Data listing
==============================

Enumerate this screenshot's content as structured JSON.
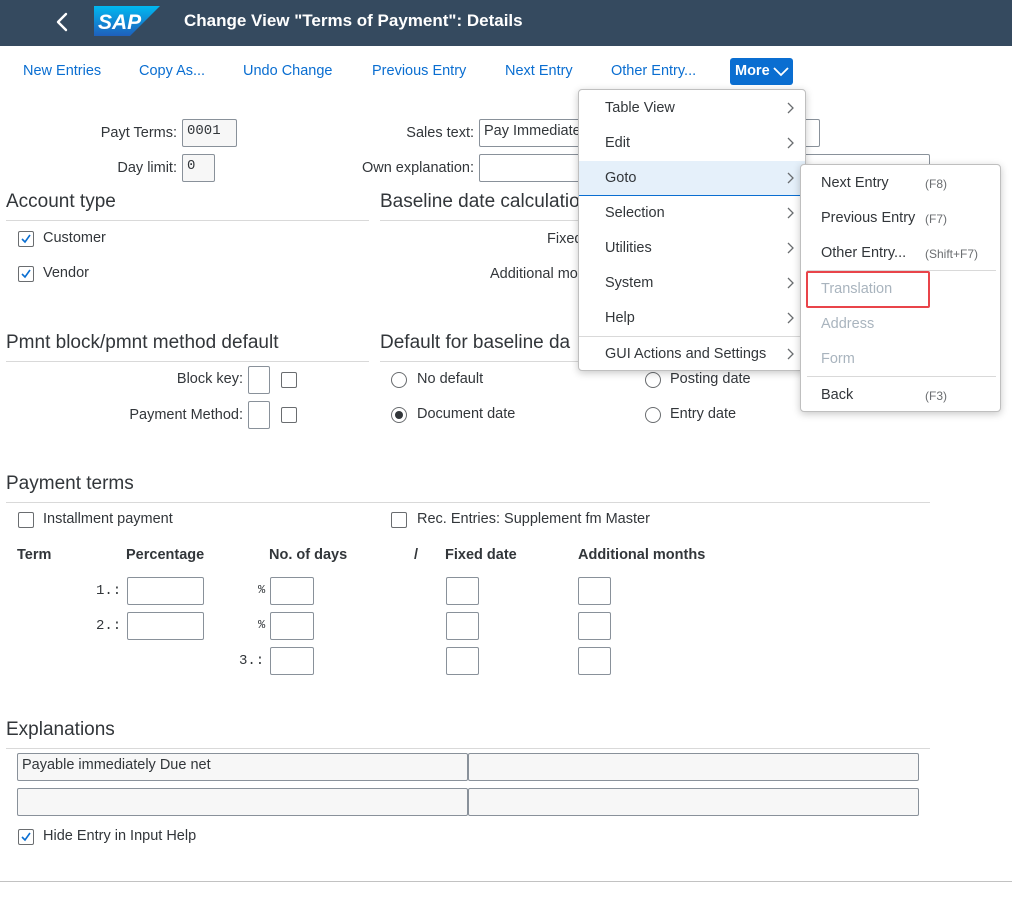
{
  "shell": {
    "title": "Change View \"Terms of Payment\": Details",
    "logo_text": "SAP",
    "bar_color": "#354a5f"
  },
  "toolbar": {
    "new_entries": "New Entries",
    "copy_as": "Copy As...",
    "undo_change": "Undo Change",
    "previous_entry": "Previous Entry",
    "next_entry": "Next Entry",
    "other_entry": "Other Entry...",
    "more": "More",
    "accent": "#0a6ed1"
  },
  "header_fields": {
    "payt_terms_label": "Payt Terms:",
    "payt_terms_value": "0001",
    "day_limit_label": "Day limit:",
    "day_limit_value": "0",
    "sales_text_label": "Sales text:",
    "sales_text_value": "Pay Immediate",
    "own_explanation_label": "Own explanation:"
  },
  "account_type": {
    "title": "Account type",
    "customer": "Customer",
    "vendor": "Vendor"
  },
  "baseline_calc": {
    "title": "Baseline date calculatio",
    "fixed_label": "Fixed",
    "additional_label": "Additional mo"
  },
  "pmnt_block": {
    "title": "Pmnt block/pmnt method default",
    "block_key_label": "Block key:",
    "payment_method_label": "Payment Method:"
  },
  "default_baseline": {
    "title": "Default for baseline da",
    "no_default": "No default",
    "document_date": "Document date",
    "posting_date": "Posting date",
    "entry_date": "Entry date"
  },
  "payment_terms": {
    "title": "Payment terms",
    "installment": "Installment payment",
    "rec_entries": "Rec. Entries: Supplement fm Master",
    "columns": {
      "term": "Term",
      "percentage": "Percentage",
      "days": "No. of days",
      "slash": "/",
      "fixed_date": "Fixed date",
      "add_months": "Additional months"
    },
    "row1": "1.:",
    "row2": "2.:",
    "row3": "3.:",
    "pct": "%"
  },
  "explanations": {
    "title": "Explanations",
    "line1": "Payable immediately Due net",
    "hide_entry": "Hide Entry in Input Help"
  },
  "more_menu": {
    "items": [
      "Table View",
      "Edit",
      "Goto",
      "Selection",
      "Utilities",
      "System",
      "Help",
      "GUI Actions and Settings"
    ],
    "hover_color": "#e5f0fa"
  },
  "goto_submenu": {
    "next_entry": "Next Entry",
    "next_entry_sc": "(F8)",
    "previous_entry": "Previous Entry",
    "previous_entry_sc": "(F7)",
    "other_entry": "Other Entry...",
    "other_entry_sc": "(Shift+F7)",
    "translation": "Translation",
    "address": "Address",
    "form": "Form",
    "back": "Back",
    "back_sc": "(F3)",
    "highlight_color": "#e9444a"
  }
}
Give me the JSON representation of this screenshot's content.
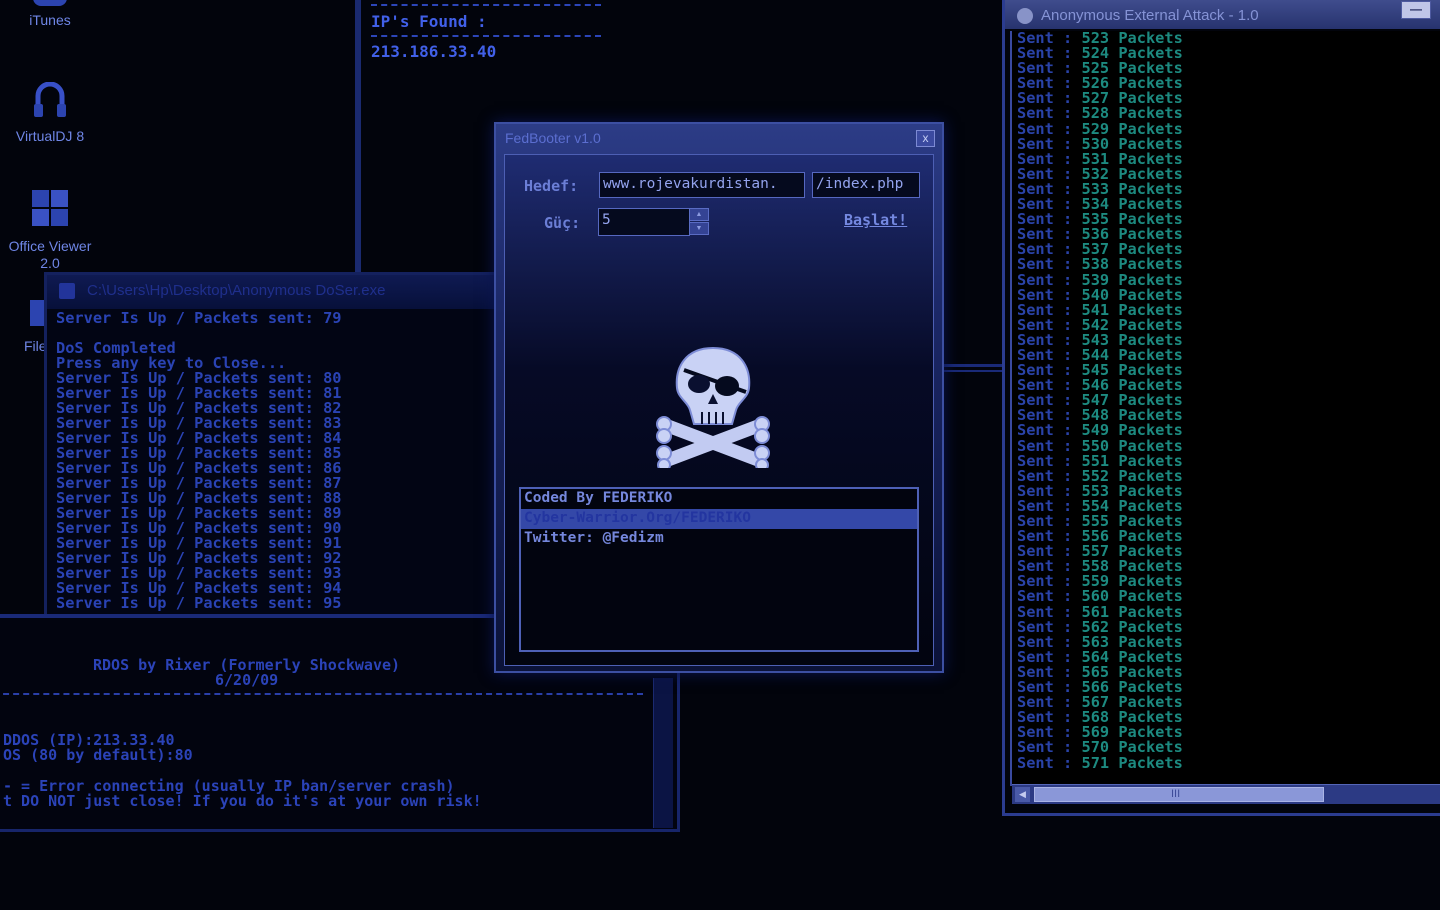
{
  "desktop": {
    "icons": [
      {
        "label": "iTunes",
        "icon": "itunes-icon"
      },
      {
        "label": "VirtualDJ 8",
        "icon": "virtualdj-icon"
      },
      {
        "label": "Office Viewer 2.0",
        "icon": "office-viewer-icon"
      },
      {
        "label": "File",
        "icon": "file-icon"
      }
    ]
  },
  "ip_window": {
    "heading": "IP's Found :",
    "ip": "213.186.33.40"
  },
  "dos_window": {
    "title": "C:\\Users\\Hp\\Desktop\\Anonymous DoSer.exe",
    "lines": [
      "Server Is Up / Packets sent: 79",
      "",
      "DoS Completed",
      "Press any key to Close...",
      "Server Is Up / Packets sent: 80",
      "Server Is Up / Packets sent: 81",
      "Server Is Up / Packets sent: 82",
      "Server Is Up / Packets sent: 83",
      "Server Is Up / Packets sent: 84",
      "Server Is Up / Packets sent: 85",
      "Server Is Up / Packets sent: 86",
      "Server Is Up / Packets sent: 87",
      "Server Is Up / Packets sent: 88",
      "Server Is Up / Packets sent: 89",
      "Server Is Up / Packets sent: 90",
      "Server Is Up / Packets sent: 91",
      "Server Is Up / Packets sent: 92",
      "Server Is Up / Packets sent: 93",
      "Server Is Up / Packets sent: 94",
      "Server Is Up / Packets sent: 95"
    ]
  },
  "ddos_window": {
    "banner": "RDOS by Rixer (Formerly Shockwave)",
    "date": "6/20/09",
    "prompt_ip": "DDOS (IP):213.33.40",
    "prompt_port": "OS (80 by default):80",
    "note_error": "- = Error connecting (usually IP ban/server crash)",
    "note_close": "t DO NOT just close! If you do it's at your own risk!"
  },
  "fedbooter": {
    "title": "FedBooter v1.0",
    "close_label": "x",
    "target_label": "Hedef:",
    "target_host": "www.rojevakurdistan.",
    "target_path": "/index.php",
    "power_label": "Güç:",
    "power_value": "5",
    "start_label": "Başlat!",
    "logo_icon": "skull-crossbones-icon",
    "credits": [
      "Coded By FEDERIKO",
      "Cyber-Warrior.Org/FEDERIKO",
      "Twitter: @Fedizm"
    ],
    "selected_credit": 1
  },
  "attack_window": {
    "title": "Anonymous External Attack - 1.0",
    "minimize_label": "—",
    "scroll_grip": "III",
    "log": [
      {
        "label": "Sent :",
        "value": "523 Packets"
      },
      {
        "label": "Sent :",
        "value": "524 Packets"
      },
      {
        "label": "Sent :",
        "value": "525 Packets"
      },
      {
        "label": "Sent :",
        "value": "526 Packets"
      },
      {
        "label": "Sent :",
        "value": "527 Packets"
      },
      {
        "label": "Sent :",
        "value": "528 Packets"
      },
      {
        "label": "Sent :",
        "value": "529 Packets"
      },
      {
        "label": "Sent :",
        "value": "530 Packets"
      },
      {
        "label": "Sent :",
        "value": "531 Packets"
      },
      {
        "label": "Sent :",
        "value": "532 Packets"
      },
      {
        "label": "Sent :",
        "value": "533 Packets"
      },
      {
        "label": "Sent :",
        "value": "534 Packets"
      },
      {
        "label": "Sent :",
        "value": "535 Packets"
      },
      {
        "label": "Sent :",
        "value": "536 Packets"
      },
      {
        "label": "Sent :",
        "value": "537 Packets"
      },
      {
        "label": "Sent :",
        "value": "538 Packets"
      },
      {
        "label": "Sent :",
        "value": "539 Packets"
      },
      {
        "label": "Sent :",
        "value": "540 Packets"
      },
      {
        "label": "Sent :",
        "value": "541 Packets"
      },
      {
        "label": "Sent :",
        "value": "542 Packets"
      },
      {
        "label": "Sent :",
        "value": "543 Packets"
      },
      {
        "label": "Sent :",
        "value": "544 Packets"
      },
      {
        "label": "Sent :",
        "value": "545 Packets"
      },
      {
        "label": "Sent :",
        "value": "546 Packets"
      },
      {
        "label": "Sent :",
        "value": "547 Packets"
      },
      {
        "label": "Sent :",
        "value": "548 Packets"
      },
      {
        "label": "Sent :",
        "value": "549 Packets"
      },
      {
        "label": "Sent :",
        "value": "550 Packets"
      },
      {
        "label": "Sent :",
        "value": "551 Packets"
      },
      {
        "label": "Sent :",
        "value": "552 Packets"
      },
      {
        "label": "Sent :",
        "value": "553 Packets"
      },
      {
        "label": "Sent :",
        "value": "554 Packets"
      },
      {
        "label": "Sent :",
        "value": "555 Packets"
      },
      {
        "label": "Sent :",
        "value": "556 Packets"
      },
      {
        "label": "Sent :",
        "value": "557 Packets"
      },
      {
        "label": "Sent :",
        "value": "558 Packets"
      },
      {
        "label": "Sent :",
        "value": "559 Packets"
      },
      {
        "label": "Sent :",
        "value": "560 Packets"
      },
      {
        "label": "Sent :",
        "value": "561 Packets"
      },
      {
        "label": "Sent :",
        "value": "562 Packets"
      },
      {
        "label": "Sent :",
        "value": "563 Packets"
      },
      {
        "label": "Sent :",
        "value": "564 Packets"
      },
      {
        "label": "Sent :",
        "value": "565 Packets"
      },
      {
        "label": "Sent :",
        "value": "566 Packets"
      },
      {
        "label": "Sent :",
        "value": "567 Packets"
      },
      {
        "label": "Sent :",
        "value": "568 Packets"
      },
      {
        "label": "Sent :",
        "value": "569 Packets"
      },
      {
        "label": "Sent :",
        "value": "570 Packets"
      },
      {
        "label": "Sent :",
        "value": "571 Packets"
      }
    ]
  },
  "colors": {
    "background": "#02040c",
    "console_text": "#2a43b4",
    "packet_value": "#1d8a80",
    "accent": "#3448a8"
  }
}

==============================

◆ Exercise prompt ◆
Report only the number of lines in the data above that contain "Additional".

◆ Completed exercise ◆
2